DOCUMENT EXCERPT:
The life of a 21st Centurary Person: The Connected Generation


I was listening to a Webinar the other day which spoke about the ‘Connected Generation’. These are the people that have grown up using technology and in some cases don’t know anything but how to be connected. When I saw this picture on my Facebook I couldn’t help but think of that. In many ways I’m very much a part of this generation, though not as much as the younger people of today. My parents got their first computer in the late 1980s, I was born in 1990, they gt the internet in about 1996 or there about. I literally grew up with a computer in the house. Some of my earliest memories are playing Pacman on a Microsoft Dos computer, of mum sitting in the front room in one of the earliest houses we lived in (I was perhaps 3 at the time?) working on her University work. I got my first computer a few months after I turned 10 as the school required us to have one.

LISTED RECORDS:
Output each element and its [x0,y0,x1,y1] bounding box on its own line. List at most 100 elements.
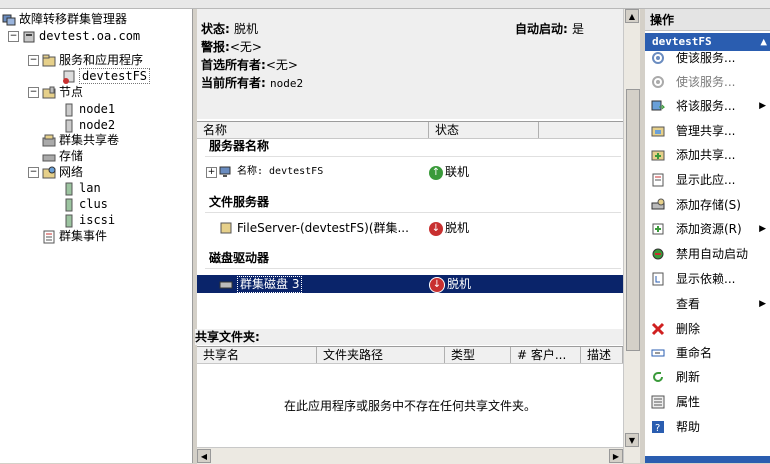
column-share-name[interactable]: 共享名 [197,347,317,363]
current-owner-label: 当前所有者: [201,76,266,90]
tree-node1[interactable]: node1 [62,101,115,117]
network-adapter-icon [62,198,76,212]
collapse-services-toggle[interactable]: − [28,55,39,66]
file-server-icon [219,221,233,235]
action-item[interactable]: 禁用自动启动 [645,244,770,264]
action-item[interactable]: 显示依赖... [645,269,770,289]
current-owner-value: node2 [270,77,304,90]
tree-root[interactable]: 故障转移群集管理器 [2,11,127,27]
tree-net-clus[interactable]: clus [62,196,108,212]
tree-cluster[interactable]: devtest.oa.com [22,28,140,44]
add-resource-icon [651,222,665,236]
action-item[interactable]: 使该服务... [645,72,770,92]
action-item[interactable]: 删除 [645,319,770,339]
scroll-down-icon[interactable]: ▼ [625,433,639,447]
action-label: 属性 [676,395,701,409]
svg-text:?: ? [655,423,660,434]
action-label: 管理共享... [676,124,736,138]
tree-events-label: 群集事件 [59,229,108,243]
tree-root-label: 故障转移群集管理器 [19,12,128,26]
network-name-icon [219,165,233,179]
tree-services[interactable]: 服务和应用程序 [42,52,143,68]
action-label: 使该服务... [676,51,736,65]
column-clients[interactable]: # 客户... [511,347,581,363]
resource-row-disk[interactable]: 群集磁盘 3 ↓ 脱机 [197,275,623,293]
alert-field: 警报:<无> [201,38,262,56]
action-item[interactable]: 将该服务... ▶ [645,96,770,116]
view-icon [651,297,665,311]
action-item[interactable]: 显示此应... [645,170,770,190]
group-server-name: 服务器名称 [209,139,270,153]
vertical-scrollbar[interactable]: ▲ ▼ [623,9,640,463]
tree-node1-label: node1 [79,102,116,116]
column-folder-path[interactable]: 文件夹路径 [317,347,445,363]
actions-subheader-label: devtestFS [652,35,712,48]
tree-shared-volumes-label: 群集共享卷 [59,133,120,147]
group-file-server: 文件服务器 [209,195,270,209]
tree-nodes[interactable]: 节点 [42,84,83,100]
group-disk-drives: 磁盘驱动器 [209,251,270,265]
resource-row-file-server[interactable]: FileServer-(devtestFS)(群集... ↓ 脱机 [197,219,623,237]
collapse-cluster-toggle[interactable]: − [8,31,19,42]
tree-net-lan[interactable]: lan [62,180,101,196]
tree-node2-label: node2 [79,118,116,132]
resource-row-server[interactable]: + 名称: devtestFS ↑ 联机 [197,163,623,181]
offline-arrow-icon: ↓ [429,221,443,236]
action-item[interactable]: 重命名 [645,343,770,363]
expand-server-toggle[interactable]: + [206,167,217,178]
server-icon [62,103,76,117]
action-item[interactable]: 使该服务... [645,48,770,68]
action-item[interactable]: 管理共享... [645,121,770,141]
tree-events[interactable]: 群集事件 [42,228,107,244]
tree-storage[interactable]: 存储 [42,148,83,164]
column-type[interactable]: 类型 [445,347,511,363]
cluster-manager-icon [2,13,16,27]
server-row-label: 名称: devtestFS [237,166,324,177]
tree-nodes-label: 节点 [59,85,84,99]
network-icon [42,166,56,180]
tree-network-label: 网络 [59,165,84,179]
action-item[interactable]: 添加共享... [645,145,770,165]
horizontal-scrollbar[interactable]: ◀ ▶ [197,447,623,464]
scroll-left-icon[interactable]: ◀ [197,449,211,463]
scroll-thumb[interactable] [626,89,640,351]
autostart-label: 自动启动: [515,22,568,36]
column-name[interactable]: 名称 [197,122,429,138]
network-adapter-icon [62,182,76,196]
preferred-owner-field: 首选所有者:<无> [201,56,298,74]
action-label: 帮助 [676,420,701,434]
action-label: 显示依赖... [676,272,736,286]
alert-label: 警报: [201,40,230,54]
action-item[interactable]: 属性 [645,392,770,412]
tree-service-devtestfs[interactable]: devtestFS [62,68,151,84]
collapse-nodes-toggle[interactable]: − [28,87,39,98]
server-status-text: 联机 [445,165,470,179]
disable-autostart-icon [651,247,665,261]
column-description[interactable]: 描述 [581,347,623,363]
disk-row-label: 群集磁盘 3 [237,276,303,293]
shares-empty-message: 在此应用程序或服务中不存在任何共享文件夹。 [283,399,536,413]
collapse-network-toggle[interactable]: − [28,167,39,178]
action-label: 添加存储(S) [676,198,741,212]
action-label: 使该服务... [676,75,736,89]
action-item[interactable]: ? 帮助 [645,417,770,437]
autostart-value: 是 [572,22,585,36]
scroll-up-icon[interactable]: ▲ [625,9,639,23]
file-row-label: FileServer-(devtestFS)(群集... [237,221,409,235]
action-item[interactable]: 查看 ▶ [645,294,770,314]
tree-net-iscsi[interactable]: iscsi [62,212,115,228]
action-item[interactable]: 刷新 [645,367,770,387]
tree-shared-volumes[interactable]: 群集共享卷 [42,132,119,148]
scroll-right-icon[interactable]: ▶ [609,449,623,463]
tree-node2[interactable]: node2 [62,117,115,133]
action-item[interactable]: 添加资源(R) ▶ [645,219,770,239]
action-item[interactable]: 添加存储(S) [645,195,770,215]
network-adapter-icon [62,214,76,228]
tree-network[interactable]: 网络 [42,164,83,180]
bring-online-icon [651,51,665,65]
column-status[interactable]: 状态 [429,122,539,138]
move-service-icon [651,99,666,113]
group-divider [205,156,621,157]
add-storage-icon [651,198,665,212]
tree-services-label: 服务和应用程序 [59,53,144,67]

YOUR INSTRUCTIONS:
Please answer these questions from the post about the Connected Generation:
(a) In what period did the writer's parents get their first computer?
(b) What game does the writer remember playing on a Microsoft Dos computer?
(c) Why did the writer get a first computer a few months after turning 10?

IN RESPONSE:
(a) In the late 1980s.
(b) Pacman.
(c) The school required the students to have one.